▶ **Data in this exercise**:
####

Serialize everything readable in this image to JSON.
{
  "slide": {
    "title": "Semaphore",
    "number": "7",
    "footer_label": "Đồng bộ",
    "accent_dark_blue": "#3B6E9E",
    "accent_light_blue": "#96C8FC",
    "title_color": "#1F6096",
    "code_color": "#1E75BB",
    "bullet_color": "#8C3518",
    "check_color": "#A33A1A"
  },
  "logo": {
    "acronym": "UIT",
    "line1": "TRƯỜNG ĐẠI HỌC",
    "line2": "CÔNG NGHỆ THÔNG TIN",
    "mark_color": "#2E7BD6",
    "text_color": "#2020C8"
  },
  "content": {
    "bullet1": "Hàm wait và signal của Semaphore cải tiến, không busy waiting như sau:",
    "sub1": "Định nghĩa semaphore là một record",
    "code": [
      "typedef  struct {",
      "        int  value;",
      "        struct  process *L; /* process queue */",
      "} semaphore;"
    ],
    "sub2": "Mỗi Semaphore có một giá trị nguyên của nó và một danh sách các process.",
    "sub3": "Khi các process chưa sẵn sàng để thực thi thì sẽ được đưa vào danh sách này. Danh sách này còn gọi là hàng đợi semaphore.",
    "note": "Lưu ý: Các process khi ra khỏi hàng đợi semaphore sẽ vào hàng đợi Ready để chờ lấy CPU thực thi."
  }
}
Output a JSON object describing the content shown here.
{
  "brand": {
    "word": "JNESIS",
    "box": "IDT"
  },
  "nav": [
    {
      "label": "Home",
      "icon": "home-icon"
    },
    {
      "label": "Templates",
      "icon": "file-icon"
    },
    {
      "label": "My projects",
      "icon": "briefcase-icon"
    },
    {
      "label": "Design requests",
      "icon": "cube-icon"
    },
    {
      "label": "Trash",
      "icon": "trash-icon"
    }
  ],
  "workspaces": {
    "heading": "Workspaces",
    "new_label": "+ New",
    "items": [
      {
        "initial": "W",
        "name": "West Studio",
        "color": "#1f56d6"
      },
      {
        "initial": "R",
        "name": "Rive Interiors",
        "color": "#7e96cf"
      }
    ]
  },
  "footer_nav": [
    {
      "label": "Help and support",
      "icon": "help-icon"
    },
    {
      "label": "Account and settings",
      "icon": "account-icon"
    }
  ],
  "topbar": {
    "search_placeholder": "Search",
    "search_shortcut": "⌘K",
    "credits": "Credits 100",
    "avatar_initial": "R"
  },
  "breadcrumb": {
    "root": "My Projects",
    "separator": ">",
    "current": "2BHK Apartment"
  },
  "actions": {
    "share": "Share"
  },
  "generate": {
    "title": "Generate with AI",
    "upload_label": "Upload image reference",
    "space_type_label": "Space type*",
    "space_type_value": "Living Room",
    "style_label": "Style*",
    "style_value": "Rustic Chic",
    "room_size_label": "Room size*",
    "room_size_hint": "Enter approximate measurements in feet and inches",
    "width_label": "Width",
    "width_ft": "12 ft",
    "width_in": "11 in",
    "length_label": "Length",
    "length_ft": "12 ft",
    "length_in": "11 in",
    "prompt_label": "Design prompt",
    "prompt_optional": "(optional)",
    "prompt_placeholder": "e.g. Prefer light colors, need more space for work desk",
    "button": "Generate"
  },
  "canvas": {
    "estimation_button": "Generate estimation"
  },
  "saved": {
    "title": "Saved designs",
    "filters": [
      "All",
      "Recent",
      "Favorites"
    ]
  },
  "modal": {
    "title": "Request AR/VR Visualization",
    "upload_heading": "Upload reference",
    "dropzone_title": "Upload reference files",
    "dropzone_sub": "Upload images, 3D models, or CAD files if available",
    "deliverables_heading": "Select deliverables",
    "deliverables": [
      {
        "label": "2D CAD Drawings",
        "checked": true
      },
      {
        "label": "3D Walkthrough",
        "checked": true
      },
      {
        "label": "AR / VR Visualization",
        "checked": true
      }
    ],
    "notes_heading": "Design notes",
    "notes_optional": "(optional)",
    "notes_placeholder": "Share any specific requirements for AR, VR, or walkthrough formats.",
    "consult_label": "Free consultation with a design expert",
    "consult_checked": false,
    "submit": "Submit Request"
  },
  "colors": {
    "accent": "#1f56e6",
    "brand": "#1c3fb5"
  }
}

####

▶ **Brief**: Look through the entries and find each line that has the string "content". Copy those lines.

▶ **Final result**:
  "content": {
Output a JSON object describing the content shown here.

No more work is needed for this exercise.